__PROMPT__: Each of the entries should be retyped precisely as it appears.

__EXTRACTED RECORDS__:
* * *
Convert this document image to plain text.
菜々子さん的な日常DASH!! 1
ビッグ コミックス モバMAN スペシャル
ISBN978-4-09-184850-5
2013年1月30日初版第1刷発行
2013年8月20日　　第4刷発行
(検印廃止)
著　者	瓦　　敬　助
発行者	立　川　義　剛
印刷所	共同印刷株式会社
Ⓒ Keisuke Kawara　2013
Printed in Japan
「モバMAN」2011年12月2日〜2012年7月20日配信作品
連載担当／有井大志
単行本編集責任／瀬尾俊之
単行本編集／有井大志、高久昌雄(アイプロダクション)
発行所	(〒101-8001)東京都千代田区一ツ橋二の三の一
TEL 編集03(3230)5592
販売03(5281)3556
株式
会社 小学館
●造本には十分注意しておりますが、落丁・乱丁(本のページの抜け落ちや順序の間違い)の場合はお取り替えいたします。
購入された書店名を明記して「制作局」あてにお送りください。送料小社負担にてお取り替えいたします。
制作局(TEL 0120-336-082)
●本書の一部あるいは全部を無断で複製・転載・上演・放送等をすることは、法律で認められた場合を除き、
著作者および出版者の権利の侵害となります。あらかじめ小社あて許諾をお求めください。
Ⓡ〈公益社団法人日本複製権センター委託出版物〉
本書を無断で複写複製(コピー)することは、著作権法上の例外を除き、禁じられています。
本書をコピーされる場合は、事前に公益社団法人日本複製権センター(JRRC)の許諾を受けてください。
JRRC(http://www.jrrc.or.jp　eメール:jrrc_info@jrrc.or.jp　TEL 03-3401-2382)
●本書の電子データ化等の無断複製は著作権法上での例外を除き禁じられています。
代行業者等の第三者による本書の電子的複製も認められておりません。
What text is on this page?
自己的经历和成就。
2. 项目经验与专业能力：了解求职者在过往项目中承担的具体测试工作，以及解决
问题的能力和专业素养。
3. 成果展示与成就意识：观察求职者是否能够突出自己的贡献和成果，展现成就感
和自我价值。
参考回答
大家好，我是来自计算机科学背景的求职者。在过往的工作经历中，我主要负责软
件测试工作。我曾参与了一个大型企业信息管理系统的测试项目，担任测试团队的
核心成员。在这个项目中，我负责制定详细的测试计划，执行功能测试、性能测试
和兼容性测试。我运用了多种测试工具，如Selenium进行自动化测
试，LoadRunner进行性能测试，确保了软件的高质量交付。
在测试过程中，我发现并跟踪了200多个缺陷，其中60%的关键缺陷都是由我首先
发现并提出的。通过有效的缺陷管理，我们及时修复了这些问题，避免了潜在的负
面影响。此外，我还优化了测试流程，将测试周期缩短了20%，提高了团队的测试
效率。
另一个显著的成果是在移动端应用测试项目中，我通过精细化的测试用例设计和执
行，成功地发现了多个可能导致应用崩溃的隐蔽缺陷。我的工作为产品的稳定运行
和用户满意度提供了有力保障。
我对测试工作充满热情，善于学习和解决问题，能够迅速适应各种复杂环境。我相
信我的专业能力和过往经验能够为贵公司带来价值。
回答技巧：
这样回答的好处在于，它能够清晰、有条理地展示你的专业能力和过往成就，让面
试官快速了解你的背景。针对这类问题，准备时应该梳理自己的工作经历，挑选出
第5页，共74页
* * *
__RESULT FOR THIS TASK__:
Convert this document image to plain text.
菜々子さん的な日常DASH!! 1
ビッグ コミックス モバMAN スペシャル
ISBN978-4-09-184850-5
2013年1月30日初版第1刷発行
2013年8月20日　　第4刷発行
(検印廃止)
著　者	瓦　　敬　助
発行者	立　川　義　剛
印刷所	共同印刷株式会社
Ⓒ Keisuke Kawara　2013
Printed in Japan
「モバMAN」2011年12月2日〜2012年7月20日配信作品
連載担当／有井大志
単行本編集責任／瀬尾俊之
単行本編集／有井大志、高久昌雄(アイプロダクション)
発行所	(〒101-8001)東京都千代田区一ツ橋二の三の一
TEL 編集03(3230)5592
販売03(5281)3556
株式
会社 小学館
●造本には十分注意しておりますが、落丁・乱丁(本のページの抜け落ちや順序の間違い)の場合はお取り替えいたします。
購入された書店名を明記して「制作局」あてにお送りください。送料小社負担にてお取り替えいたします。
制作局(TEL 0120-336-082)
●本書の一部あるいは全部を無断で複製・転載・上演・放送等をすることは、法律で認められた場合を除き、
著作者および出版者の権利の侵害となります。あらかじめ小社あて許諾をお求めください。
Ⓡ〈公益社団法人日本複製権センター委託出版物〉
本書を無断で複写複製(コピー)することは、著作権法上の例外を除き、禁じられています。
本書をコピーされる場合は、事前に公益社団法人日本複製権センター(JRRC)の許諾を受けてください。
JRRC(http://www.jrrc.or.jp　eメール:jrrc_info@jrrc.or.jp　TEL 03-3401-2382)
●本書の電子データ化等の無断複製は著作権法上での例外を除き禁じられています。
代行業者等の第三者による本書の電子的複製も認められておりません。
What text is on this page?
自己的经历和成就。
2. 项目经验与专业能力：了解求职者在过往项目中承担的具体测试工作，以及解决
问题的能力和专业素养。
3. 成果展示与成就意识：观察求职者是否能够突出自己的贡献和成果，展现成就感
和自我价值。
参考回答
大家好，我是来自计算机科学背景的求职者。在过往的工作经历中，我主要负责软
件测试工作。我曾参与了一个大型企业信息管理系统的测试项目，担任测试团队的
核心成员。在这个项目中，我负责制定详细的测试计划，执行功能测试、性能测试
和兼容性测试。我运用了多种测试工具，如Selenium进行自动化测
试，LoadRunner进行性能测试，确保了软件的高质量交付。
在测试过程中，我发现并跟踪了200多个缺陷，其中60%的关键缺陷都是由我首先
发现并提出的。通过有效的缺陷管理，我们及时修复了这些问题，避免了潜在的负
面影响。此外，我还优化了测试流程，将测试周期缩短了20%，提高了团队的测试
效率。
另一个显著的成果是在移动端应用测试项目中，我通过精细化的测试用例设计和执
行，成功地发现了多个可能导致应用崩溃的隐蔽缺陷。我的工作为产品的稳定运行
和用户满意度提供了有力保障。
我对测试工作充满热情，善于学习和解决问题，能够迅速适应各种复杂环境。我相
信我的专业能力和过往经验能够为贵公司带来价值。
回答技巧：
这样回答的好处在于，它能够清晰、有条理地展示你的专业能力和过往成就，让面
试官快速了解你的背景。针对这类问题，准备时应该梳理自己的工作经历，挑选出
第5页，共74页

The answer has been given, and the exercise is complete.